**Given request:** Return all lines where the word "name" can be found.

— Start of Material for this task —

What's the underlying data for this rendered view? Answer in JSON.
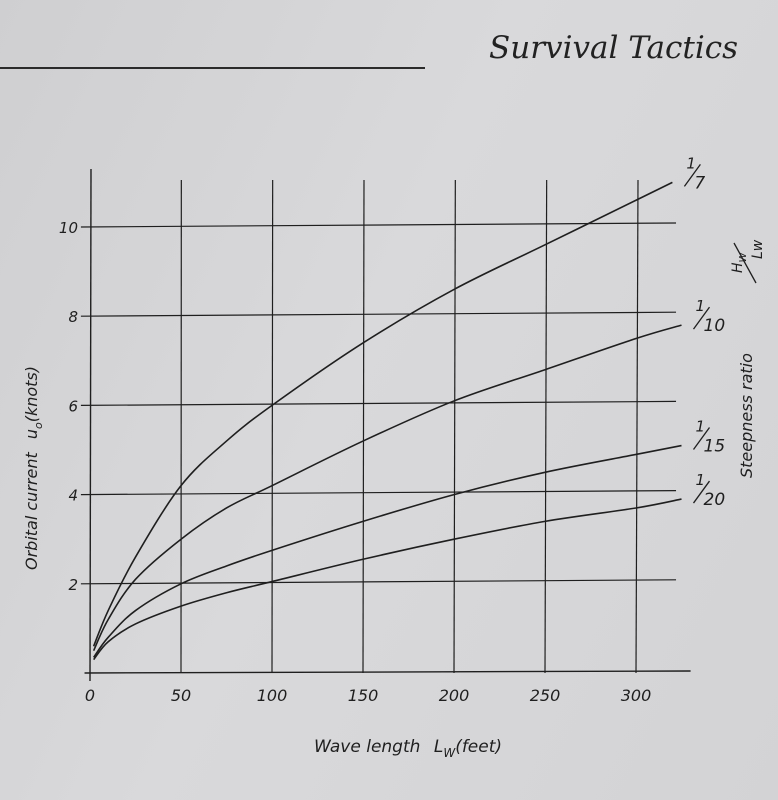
{
  "page": {
    "running_head": "Survival Tactics"
  },
  "chart_data": {
    "type": "line",
    "xlabel_main": "Wave length",
    "xlabel_symbol": "L",
    "xlabel_sub": "W",
    "xlabel_unit": "(feet)",
    "ylabel_main": "Orbital current",
    "ylabel_symbol": "u",
    "ylabel_sub": "o",
    "ylabel_unit": "(knots)",
    "right_label": "Steepness ratio",
    "right_label_num": "H",
    "right_label_num_sub": "W",
    "right_label_den": "Lw",
    "x_ticks": [
      0,
      50,
      100,
      150,
      200,
      250,
      300
    ],
    "y_ticks": [
      2,
      4,
      6,
      8,
      10
    ],
    "xlim": [
      0,
      330
    ],
    "ylim": [
      0,
      11
    ],
    "grid": true,
    "series": [
      {
        "name": "1/7",
        "num": "1",
        "den": "7",
        "x": [
          2,
          10,
          25,
          50,
          75,
          100,
          150,
          200,
          250,
          300,
          320
        ],
        "y": [
          0.6,
          1.4,
          2.6,
          4.2,
          5.2,
          6.0,
          7.4,
          8.6,
          9.6,
          10.6,
          11.0
        ]
      },
      {
        "name": "1/10",
        "num": "1",
        "den": "10",
        "x": [
          2,
          10,
          25,
          50,
          75,
          100,
          150,
          200,
          250,
          300,
          325
        ],
        "y": [
          0.5,
          1.2,
          2.1,
          3.0,
          3.7,
          4.2,
          5.2,
          6.1,
          6.8,
          7.5,
          7.8
        ]
      },
      {
        "name": "1/15",
        "num": "1",
        "den": "15",
        "x": [
          2,
          10,
          25,
          50,
          75,
          100,
          150,
          200,
          250,
          300,
          325
        ],
        "y": [
          0.35,
          0.8,
          1.4,
          2.0,
          2.4,
          2.75,
          3.4,
          4.0,
          4.5,
          4.9,
          5.1
        ]
      },
      {
        "name": "1/20",
        "num": "1",
        "den": "20",
        "x": [
          2,
          10,
          25,
          50,
          75,
          100,
          150,
          200,
          250,
          300,
          325
        ],
        "y": [
          0.3,
          0.7,
          1.1,
          1.5,
          1.8,
          2.05,
          2.55,
          3.0,
          3.4,
          3.7,
          3.9
        ]
      }
    ]
  }
}
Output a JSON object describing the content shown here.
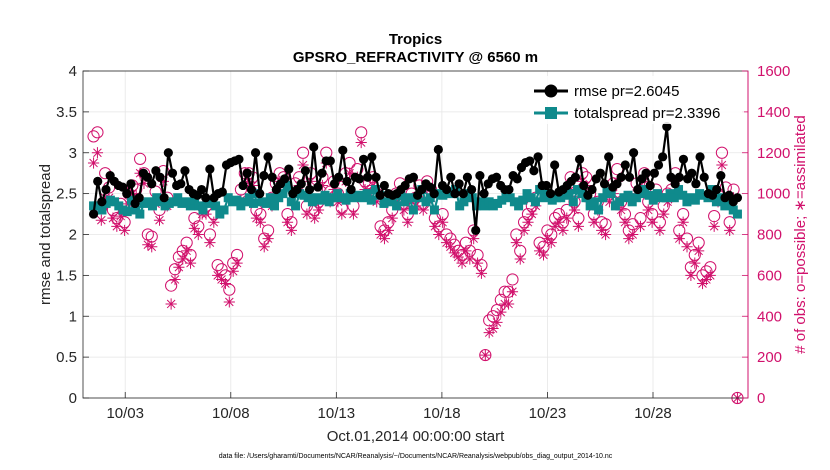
{
  "chart_data": {
    "type": "line",
    "title": "Tropics",
    "subtitle": "GPSRO_REFRACTIVITY @ 6560 m",
    "xlabel": "Oct.01,2014 00:00:00 start",
    "ylabel": "rmse and totalspread",
    "y2label": "# of obs: o=possible; ∗=assimilated",
    "footer": "data file: /Users/gharamti/Documents/NCAR/Reanalysis/~/Documents/NCAR/Reanalysis/webpub/obs_diag_output_2014-10.nc",
    "xlim": [
      1,
      32.5
    ],
    "ylim": [
      0,
      4
    ],
    "y2lim": [
      0,
      1600
    ],
    "x_ticks": [
      {
        "value": 3,
        "label": "10/03"
      },
      {
        "value": 8,
        "label": "10/08"
      },
      {
        "value": 13,
        "label": "10/13"
      },
      {
        "value": 18,
        "label": "10/18"
      },
      {
        "value": 23,
        "label": "10/23"
      },
      {
        "value": 28,
        "label": "10/28"
      }
    ],
    "y_ticks": [
      "0",
      "0.5",
      "1",
      "1.5",
      "2",
      "2.5",
      "3",
      "3.5",
      "4"
    ],
    "y2_ticks": [
      "0",
      "200",
      "400",
      "600",
      "800",
      "1000",
      "1200",
      "1400",
      "1600"
    ],
    "grid": true,
    "legend_position": "top-right",
    "colors": {
      "rmse": "#000000",
      "totalspread": "#0f8a8c",
      "obs": "#d1116c",
      "grid": "#e6e6e6"
    },
    "series": [
      {
        "name": "rmse pr=2.6045",
        "key": "rmse",
        "axis": "left",
        "marker": "circle",
        "values": [
          2.25,
          2.65,
          2.4,
          2.55,
          2.72,
          2.65,
          2.6,
          2.58,
          2.5,
          2.62,
          2.38,
          2.45,
          2.75,
          2.7,
          2.62,
          2.78,
          2.7,
          2.45,
          3.0,
          2.75,
          2.6,
          2.62,
          2.78,
          2.55,
          2.5,
          2.48,
          2.55,
          2.45,
          2.8,
          2.45,
          2.5,
          2.52,
          2.85,
          2.88,
          2.9,
          2.92,
          2.6,
          2.75,
          2.55,
          3.0,
          2.5,
          2.72,
          2.95,
          2.7,
          2.55,
          2.62,
          2.68,
          2.8,
          2.5,
          2.55,
          2.62,
          2.78,
          2.55,
          3.07,
          2.58,
          2.75,
          2.9,
          2.9,
          2.62,
          2.7,
          3.03,
          2.65,
          2.55,
          2.7,
          2.68,
          2.92,
          2.7,
          2.95,
          2.7,
          2.48,
          2.6,
          2.5,
          2.48,
          2.5,
          2.55,
          2.6,
          2.68,
          2.7,
          2.48,
          2.55,
          2.62,
          2.58,
          2.5,
          3.04,
          2.6,
          2.55,
          2.7,
          2.5,
          2.62,
          2.5,
          2.7,
          2.55,
          2.05,
          2.72,
          2.5,
          2.62,
          2.68,
          2.7,
          2.6,
          2.55,
          2.55,
          2.72,
          2.68,
          2.82,
          2.88,
          2.9,
          2.78,
          2.95,
          2.6,
          2.6,
          2.5,
          2.85,
          2.52,
          2.55,
          2.6,
          2.65,
          2.7,
          2.92,
          2.6,
          2.48,
          2.55,
          2.68,
          2.75,
          2.62,
          2.95,
          2.58,
          2.62,
          2.7,
          2.85,
          2.7,
          3.0,
          2.55,
          2.68,
          2.75,
          2.6,
          2.75,
          2.85,
          2.95,
          3.32,
          2.7,
          2.62,
          2.7,
          2.92,
          2.68,
          2.75,
          2.62,
          2.95,
          2.7,
          2.5,
          2.48,
          2.55,
          2.72,
          2.45,
          2.48,
          2.4,
          2.45
        ]
      },
      {
        "name": "totalspread pr=2.3396",
        "key": "totalspread",
        "axis": "left",
        "marker": "square",
        "values": [
          2.35,
          2.35,
          2.3,
          2.38,
          2.42,
          2.4,
          2.35,
          2.3,
          2.28,
          2.42,
          2.3,
          2.25,
          2.38,
          2.4,
          2.35,
          2.45,
          2.4,
          2.35,
          2.38,
          2.4,
          2.45,
          2.38,
          2.4,
          2.35,
          2.42,
          2.35,
          2.3,
          2.4,
          2.38,
          2.35,
          2.25,
          2.3,
          2.45,
          2.4,
          2.42,
          2.35,
          2.4,
          2.45,
          2.38,
          2.5,
          2.4,
          2.38,
          2.45,
          2.35,
          2.45,
          2.5,
          2.6,
          2.4,
          2.35,
          2.5,
          2.48,
          2.45,
          2.4,
          2.45,
          2.42,
          2.48,
          2.4,
          2.45,
          2.5,
          2.45,
          2.42,
          2.5,
          2.45,
          2.48,
          2.45,
          2.5,
          2.42,
          2.55,
          2.48,
          2.38,
          2.4,
          2.45,
          2.35,
          2.48,
          2.4,
          2.45,
          2.3,
          2.45,
          2.55,
          2.4,
          2.45,
          2.3,
          2.5,
          2.48,
          2.52,
          2.5,
          2.55,
          2.35,
          2.4,
          2.5,
          2.45,
          2.35,
          2.4,
          2.35,
          2.4,
          2.35,
          2.38,
          2.42,
          2.5,
          2.45,
          2.4,
          2.35,
          2.42,
          2.5,
          2.45,
          2.4,
          2.55,
          2.45,
          2.5,
          2.42,
          2.45,
          2.45,
          2.48,
          2.5,
          2.4,
          2.55,
          2.5,
          2.45,
          2.35,
          2.4,
          2.3,
          2.45,
          2.52,
          2.5,
          2.35,
          2.4,
          2.45,
          2.48,
          2.4,
          2.45,
          2.5,
          2.55,
          2.48,
          2.42,
          2.5,
          2.45,
          2.45,
          2.5,
          2.45,
          2.55,
          2.48,
          2.4,
          2.45,
          2.42,
          2.5,
          2.48,
          2.45,
          2.55,
          2.4,
          2.45,
          2.35,
          2.38,
          2.3,
          2.25
        ]
      },
      {
        "name": "possible",
        "key": "possible",
        "axis": "right",
        "marker": "open-circle",
        "values": [
          1280,
          1300,
          930,
          1100,
          1030,
          920,
          880,
          950,
          860,
          1000,
          1040,
          1020,
          1170,
          1100,
          800,
          790,
          1010,
          920,
          1110,
          980,
          550,
          630,
          690,
          720,
          760,
          700,
          880,
          840,
          960,
          940,
          800,
          900,
          650,
          630,
          600,
          530,
          660,
          700,
          1020,
          1100,
          1100,
          1080,
          920,
          900,
          780,
          820,
          980,
          1050,
          1100,
          1080,
          900,
          860,
          1050,
          1080,
          1200,
          940,
          1100,
          920,
          960,
          1080,
          1200,
          1010,
          1060,
          1000,
          930,
          1100,
          1150,
          940,
          1120,
          1300,
          1060,
          1050,
          1080,
          1000,
          840,
          820,
          860,
          920,
          1000,
          1050,
          950,
          900,
          1000,
          980,
          1040,
          950,
          1060,
          1020,
          880,
          840,
          900,
          800,
          780,
          750,
          720,
          700,
          760,
          720,
          820,
          700,
          650,
          210,
          380,
          400,
          430,
          480,
          520,
          520,
          580,
          800,
          720,
          860,
          900,
          940,
          980,
          760,
          740,
          820,
          800,
          880,
          900,
          860,
          920,
          1080,
          960,
          880,
          1100,
          1080,
          1000,
          900,
          960,
          860,
          850,
          1000,
          1050,
          1120,
          960,
          900,
          820,
          850,
          1050,
          880,
          1100,
          960,
          900,
          1020,
          860,
          940,
          1000,
          1020,
          1100,
          820,
          900,
          780,
          640,
          700,
          760,
          600,
          620,
          640,
          890,
          1000,
          1200,
          1030,
          860,
          1020,
          0
        ]
      },
      {
        "name": "assimilated",
        "key": "assimilated",
        "axis": "right",
        "marker": "asterisk",
        "values": [
          1150,
          1200,
          870,
          980,
          980,
          880,
          840,
          890,
          820,
          950,
          1000,
          990,
          1100,
          1050,
          750,
          740,
          950,
          870,
          1060,
          940,
          460,
          580,
          640,
          680,
          720,
          660,
          830,
          800,
          900,
          900,
          760,
          860,
          600,
          580,
          560,
          470,
          620,
          660,
          970,
          1050,
          1060,
          1040,
          880,
          860,
          740,
          780,
          940,
          1000,
          1060,
          1040,
          860,
          820,
          1000,
          1040,
          1140,
          900,
          1060,
          880,
          920,
          1040,
          1150,
          960,
          1020,
          960,
          900,
          1060,
          1100,
          900,
          1080,
          1250,
          1020,
          1000,
          1040,
          960,
          800,
          780,
          820,
          880,
          960,
          1000,
          920,
          860,
          960,
          940,
          1000,
          920,
          1020,
          980,
          840,
          800,
          860,
          760,
          740,
          710,
          690,
          660,
          720,
          680,
          780,
          660,
          610,
          210,
          320,
          340,
          370,
          420,
          460,
          460,
          520,
          760,
          680,
          820,
          860,
          900,
          940,
          720,
          700,
          780,
          760,
          840,
          860,
          820,
          880,
          1020,
          920,
          840,
          1060,
          1040,
          960,
          860,
          920,
          820,
          800,
          960,
          1000,
          1060,
          920,
          860,
          780,
          800,
          1000,
          840,
          1060,
          920,
          860,
          980,
          820,
          900,
          960,
          980,
          1060,
          780,
          860,
          740,
          600,
          660,
          720,
          560,
          580,
          600,
          840,
          960,
          1140,
          980,
          820,
          980,
          0
        ]
      }
    ]
  }
}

— End of Material for this task —

**Exercise response:**
        "name": "1/7",
        "name": "1/10",
        "name": "1/15",
        "name": "1/20",
        "name": "rmse pr=2.6045",
        "name": "totalspread pr=2.3396",
        "name": "possible",
        "name": "assimilated",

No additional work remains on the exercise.